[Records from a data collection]
##############################

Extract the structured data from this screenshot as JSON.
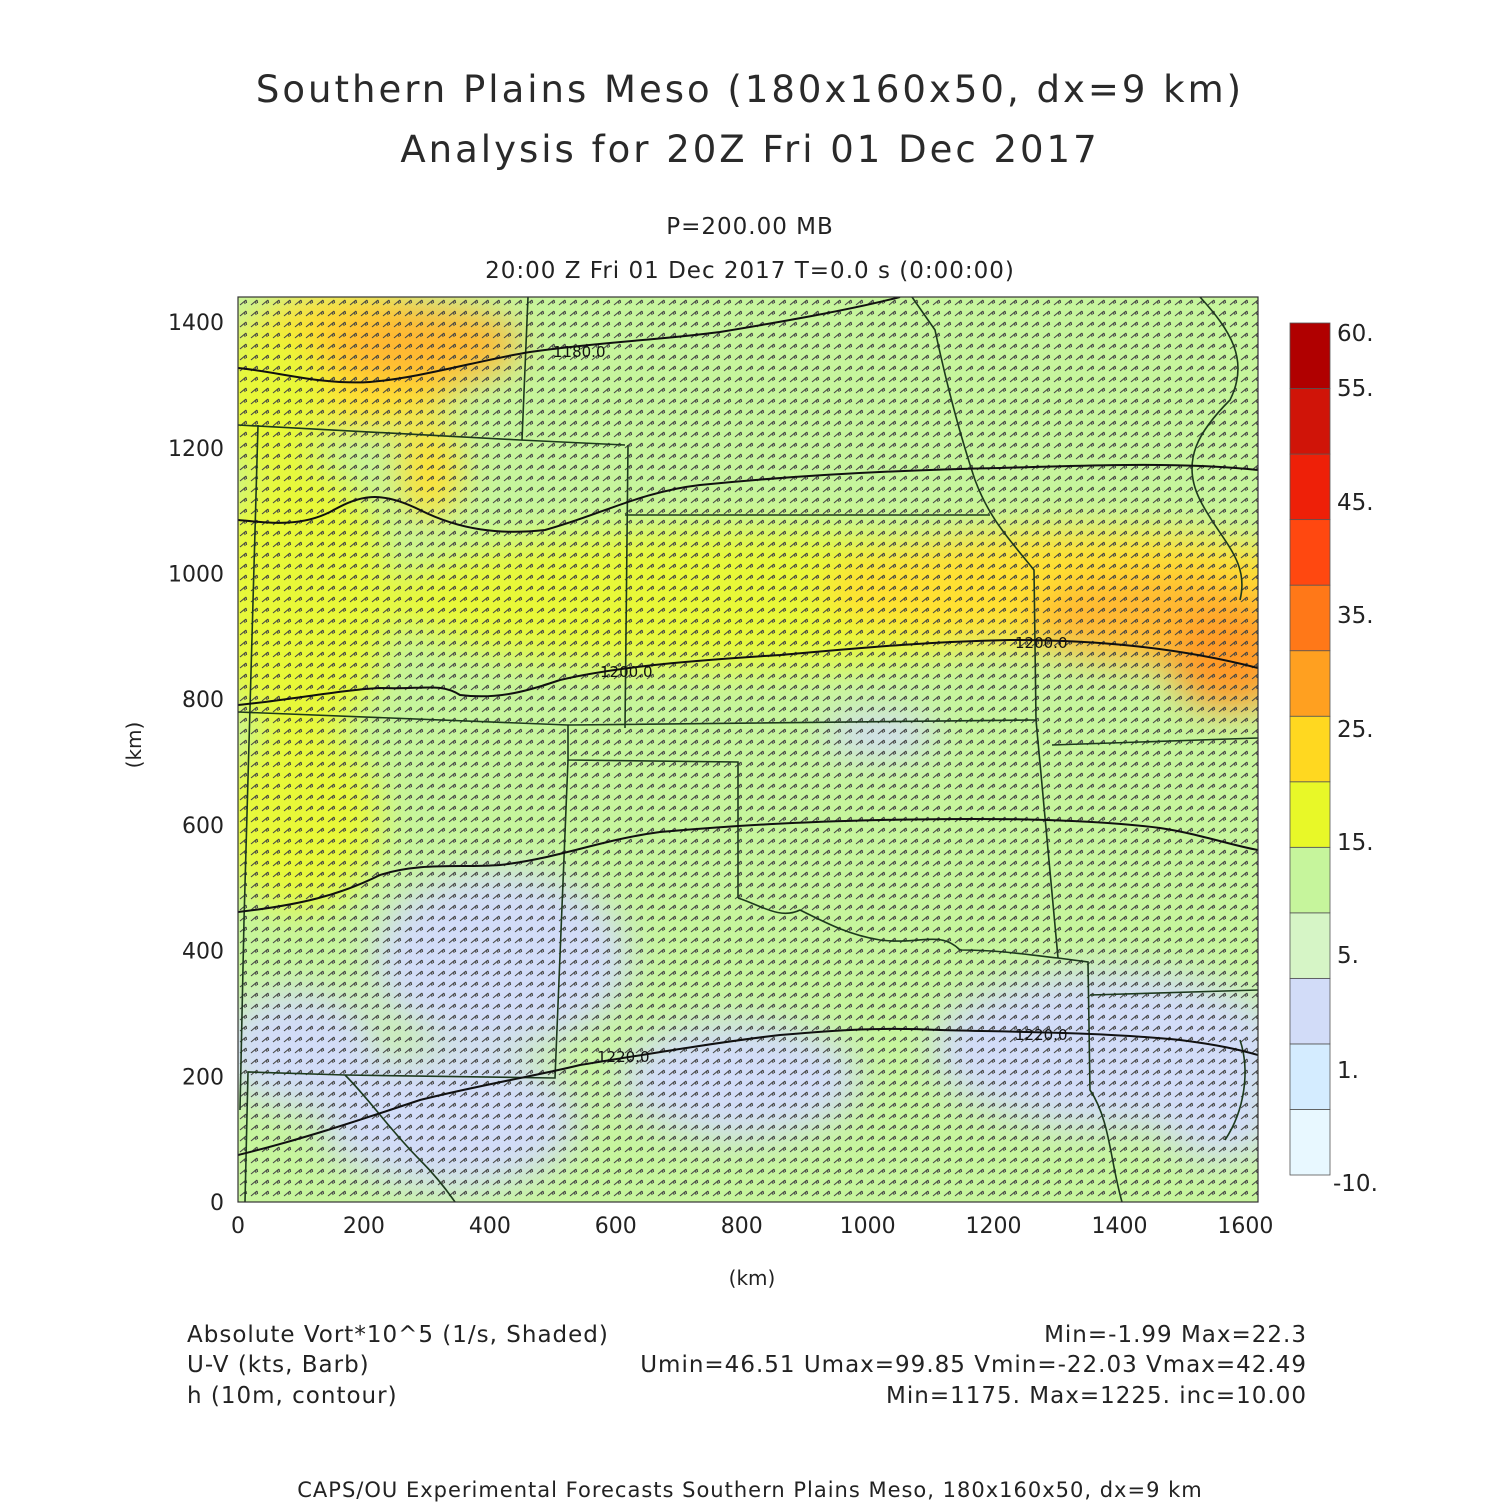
{
  "title": {
    "line1": "Southern Plains Meso (180x160x50, dx=9 km)",
    "line2": "Analysis for 20Z Fri 01 Dec 2017"
  },
  "subtitle": {
    "level": "P=200.00 MB",
    "time": "20:00 Z Fri 01 Dec 2017    T=0.0 s (0:00:00)"
  },
  "axes": {
    "x_label": "(km)",
    "y_label": "(km)",
    "x_ticks": [
      "0",
      "200",
      "400",
      "600",
      "800",
      "1000",
      "1200",
      "1400",
      "1600"
    ],
    "y_ticks": [
      "0",
      "200",
      "400",
      "600",
      "800",
      "1000",
      "1200",
      "1400"
    ],
    "x_range_km": [
      0,
      1620
    ],
    "y_range_km": [
      0,
      1440
    ]
  },
  "colorbar": {
    "labels": [
      "60.",
      "55.",
      "45.",
      "35.",
      "25.",
      "15.",
      "5.",
      "1.",
      "-10."
    ],
    "colors_bottom_to_top": [
      "#e8f8ff",
      "#d4ecff",
      "#d2dcf8",
      "#d6f5c6",
      "#c6f59c",
      "#e8f828",
      "#ffd820",
      "#ffa020",
      "#ff7818",
      "#ff4810",
      "#ee2008",
      "#d01408",
      "#b00000"
    ]
  },
  "contours": [
    {
      "label": "1180.0"
    },
    {
      "label": "1200.0"
    },
    {
      "label": "1200.0"
    },
    {
      "label": "1220.0"
    },
    {
      "label": "1220.0"
    }
  ],
  "legend": {
    "field1_name": "Absolute Vort*10^5 (1/s, Shaded)",
    "field1_stats": "Min=-1.99 Max=22.3",
    "field2_name": "U-V (kts, Barb)",
    "field2_stats": "Umin=46.51 Umax=99.85 Vmin=-22.03 Vmax=42.49",
    "field3_name": "h (10m, contour)",
    "field3_stats": "Min=1175. Max=1225. inc=10.00"
  },
  "footer": "CAPS/OU Experimental Forecasts  Southern Plains Meso, 180x160x50, dx=9 km",
  "colors": {
    "base_field": "#c6f59c",
    "barb": "#444444",
    "state_lines": "#1d3a1d",
    "contour_lines": "#111111"
  }
}
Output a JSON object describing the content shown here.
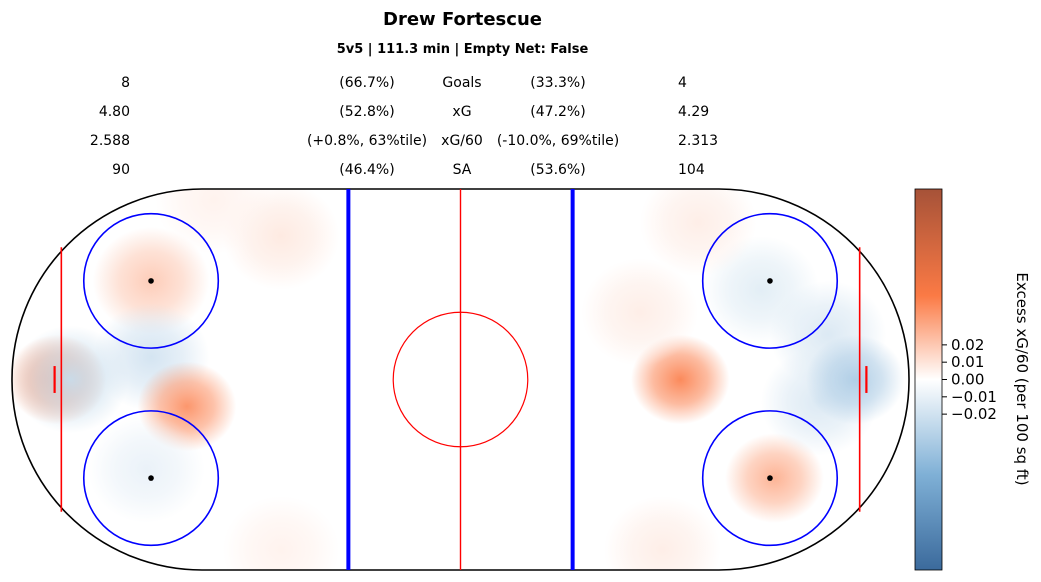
{
  "header": {
    "title": "Drew Fortescue",
    "subtitle": "5v5 | 111.3 min | Empty Net: False"
  },
  "stats": [
    {
      "label": "Goals",
      "left_value": "8",
      "left_pct": "(66.7%)",
      "right_pct": "(33.3%)",
      "right_value": "4"
    },
    {
      "label": "xG",
      "left_value": "4.80",
      "left_pct": "(52.8%)",
      "right_pct": "(47.2%)",
      "right_value": "4.29"
    },
    {
      "label": "xG/60",
      "left_value": "2.588",
      "left_pct": "(+0.8%, 63%tile)",
      "right_pct": "(-10.0%, 69%tile)",
      "right_value": "2.313"
    },
    {
      "label": "SA",
      "left_value": "90",
      "left_pct": "(46.4%)",
      "right_pct": "(53.6%)",
      "right_value": "104"
    }
  ],
  "chart_data": {
    "type": "heatmap",
    "title": "Drew Fortescue",
    "subtitle": "5v5 | 111.3 min | Empty Net: False",
    "description_units": "feet, rink coordinates x in [-100, 100], y in [-42.5, 42.5]",
    "hotspots": [
      {
        "x": -90,
        "y": 0,
        "value": 0.025
      },
      {
        "x": -87,
        "y": 0,
        "value": -0.015
      },
      {
        "x": -69,
        "y": 22,
        "value": 0.012
      },
      {
        "x": -69,
        "y": 5,
        "value": -0.012
      },
      {
        "x": -61,
        "y": -6,
        "value": 0.025
      },
      {
        "x": -70,
        "y": -20,
        "value": -0.006
      },
      {
        "x": -40,
        "y": 32,
        "value": 0.005
      },
      {
        "x": -55,
        "y": 40,
        "value": 0.003
      },
      {
        "x": -40,
        "y": -38,
        "value": 0.003
      },
      {
        "x": 49,
        "y": 0,
        "value": 0.028
      },
      {
        "x": 70,
        "y": -22,
        "value": 0.018
      },
      {
        "x": 67,
        "y": 20,
        "value": -0.008
      },
      {
        "x": 82,
        "y": 10,
        "value": -0.01
      },
      {
        "x": 80,
        "y": -5,
        "value": -0.01
      },
      {
        "x": 88,
        "y": 0,
        "value": -0.022
      },
      {
        "x": 53,
        "y": 35,
        "value": 0.004
      },
      {
        "x": 45,
        "y": -38,
        "value": 0.004
      },
      {
        "x": 40,
        "y": 15,
        "value": 0.004
      }
    ],
    "colorbar": {
      "label": "Excess xG/60 (per 100 sq ft)",
      "ticks": [
        "0.02",
        "0.01",
        "0.00",
        "−0.01",
        "−0.02"
      ],
      "tick_values": [
        0.02,
        0.01,
        0.0,
        -0.01,
        -0.02
      ],
      "range": [
        -0.11,
        0.11
      ],
      "colors": {
        "low": "#3b6a9c",
        "mid": "#ffffff",
        "high": "#a65238"
      }
    }
  },
  "rink": {
    "board_color": "#000000",
    "blue_line_color": "#0000ff",
    "red_line_color": "#ff0000",
    "circle_color": "#0000ff",
    "center_circle_color": "#ff0000",
    "dot_color": "#000000"
  }
}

##############################

TASK DESCRIPTION: Exclude all images and restate the records above word for word.

EXERCISE RESULT:
Extract the structured data from this screenshot as JSON.
{
  "title": {
    "line1": "Southern Plains Meso (180x160x50, dx=9 km)",
    "line2": "Analysis for 20Z Fri 01 Dec 2017"
  },
  "subtitle": {
    "level": "P=200.00 MB",
    "time": "20:00 Z Fri 01 Dec 2017    T=0.0 s (0:00:00)"
  },
  "axes": {
    "x_label": "(km)",
    "y_label": "(km)",
    "x_ticks": [
      "0",
      "200",
      "400",
      "600",
      "800",
      "1000",
      "1200",
      "1400",
      "1600"
    ],
    "y_ticks": [
      "0",
      "200",
      "400",
      "600",
      "800",
      "1000",
      "1200",
      "1400"
    ],
    "x_range_km": [
      0,
      1620
    ],
    "y_range_km": [
      0,
      1440
    ]
  },
  "colorbar": {
    "labels": [
      "60.",
      "55.",
      "45.",
      "35.",
      "25.",
      "15.",
      "5.",
      "1.",
      "-10."
    ],
    "colors_bottom_to_top": [
      "#e8f8ff",
      "#d4ecff",
      "#d2dcf8",
      "#d6f5c6",
      "#c6f59c",
      "#e8f828",
      "#ffd820",
      "#ffa020",
      "#ff7818",
      "#ff4810",
      "#ee2008",
      "#d01408",
      "#b00000"
    ]
  },
  "contours": [
    {
      "label": "1180.0"
    },
    {
      "label": "1200.0"
    },
    {
      "label": "1200.0"
    },
    {
      "label": "1220.0"
    },
    {
      "label": "1220.0"
    }
  ],
  "legend": {
    "field1_name": "Absolute Vort*10^5 (1/s, Shaded)",
    "field1_stats": "Min=-1.99 Max=22.3",
    "field2_name": "U-V (kts, Barb)",
    "field2_stats": "Umin=46.51 Umax=99.85 Vmin=-22.03 Vmax=42.49",
    "field3_name": "h (10m, contour)",
    "field3_stats": "Min=1175. Max=1225. inc=10.00"
  },
  "footer": "CAPS/OU Experimental Forecasts  Southern Plains Meso, 180x160x50, dx=9 km",
  "colors": {
    "base_field": "#c6f59c",
    "barb": "#444444",
    "state_lines": "#1d3a1d",
    "contour_lines": "#111111"
  }
}
Output a JSON object describing the content shown here.
{
  "header": {
    "title": "Drew Fortescue",
    "subtitle": "5v5 | 111.3 min | Empty Net: False"
  },
  "stats": [
    {
      "label": "Goals",
      "left_value": "8",
      "left_pct": "(66.7%)",
      "right_pct": "(33.3%)",
      "right_value": "4"
    },
    {
      "label": "xG",
      "left_value": "4.80",
      "left_pct": "(52.8%)",
      "right_pct": "(47.2%)",
      "right_value": "4.29"
    },
    {
      "label": "xG/60",
      "left_value": "2.588",
      "left_pct": "(+0.8%, 63%tile)",
      "right_pct": "(-10.0%, 69%tile)",
      "right_value": "2.313"
    },
    {
      "label": "SA",
      "left_value": "90",
      "left_pct": "(46.4%)",
      "right_pct": "(53.6%)",
      "right_value": "104"
    }
  ],
  "chart_data": {
    "type": "heatmap",
    "title": "Drew Fortescue",
    "subtitle": "5v5 | 111.3 min | Empty Net: False",
    "description_units": "feet, rink coordinates x in [-100, 100], y in [-42.5, 42.5]",
    "hotspots": [
      {
        "x": -90,
        "y": 0,
        "value": 0.025
      },
      {
        "x": -87,
        "y": 0,
        "value": -0.015
      },
      {
        "x": -69,
        "y": 22,
        "value": 0.012
      },
      {
        "x": -69,
        "y": 5,
        "value": -0.012
      },
      {
        "x": -61,
        "y": -6,
        "value": 0.025
      },
      {
        "x": -70,
        "y": -20,
        "value": -0.006
      },
      {
        "x": -40,
        "y": 32,
        "value": 0.005
      },
      {
        "x": -55,
        "y": 40,
        "value": 0.003
      },
      {
        "x": -40,
        "y": -38,
        "value": 0.003
      },
      {
        "x": 49,
        "y": 0,
        "value": 0.028
      },
      {
        "x": 70,
        "y": -22,
        "value": 0.018
      },
      {
        "x": 67,
        "y": 20,
        "value": -0.008
      },
      {
        "x": 82,
        "y": 10,
        "value": -0.01
      },
      {
        "x": 80,
        "y": -5,
        "value": -0.01
      },
      {
        "x": 88,
        "y": 0,
        "value": -0.022
      },
      {
        "x": 53,
        "y": 35,
        "value": 0.004
      },
      {
        "x": 45,
        "y": -38,
        "value": 0.004
      },
      {
        "x": 40,
        "y": 15,
        "value": 0.004
      }
    ],
    "colorbar": {
      "label": "Excess xG/60 (per 100 sq ft)",
      "ticks": [
        "0.02",
        "0.01",
        "0.00",
        "−0.01",
        "−0.02"
      ],
      "tick_values": [
        0.02,
        0.01,
        0.0,
        -0.01,
        -0.02
      ],
      "range": [
        -0.11,
        0.11
      ],
      "colors": {
        "low": "#3b6a9c",
        "mid": "#ffffff",
        "high": "#a65238"
      }
    }
  },
  "rink": {
    "board_color": "#000000",
    "blue_line_color": "#0000ff",
    "red_line_color": "#ff0000",
    "circle_color": "#0000ff",
    "center_circle_color": "#ff0000",
    "dot_color": "#000000"
  }
}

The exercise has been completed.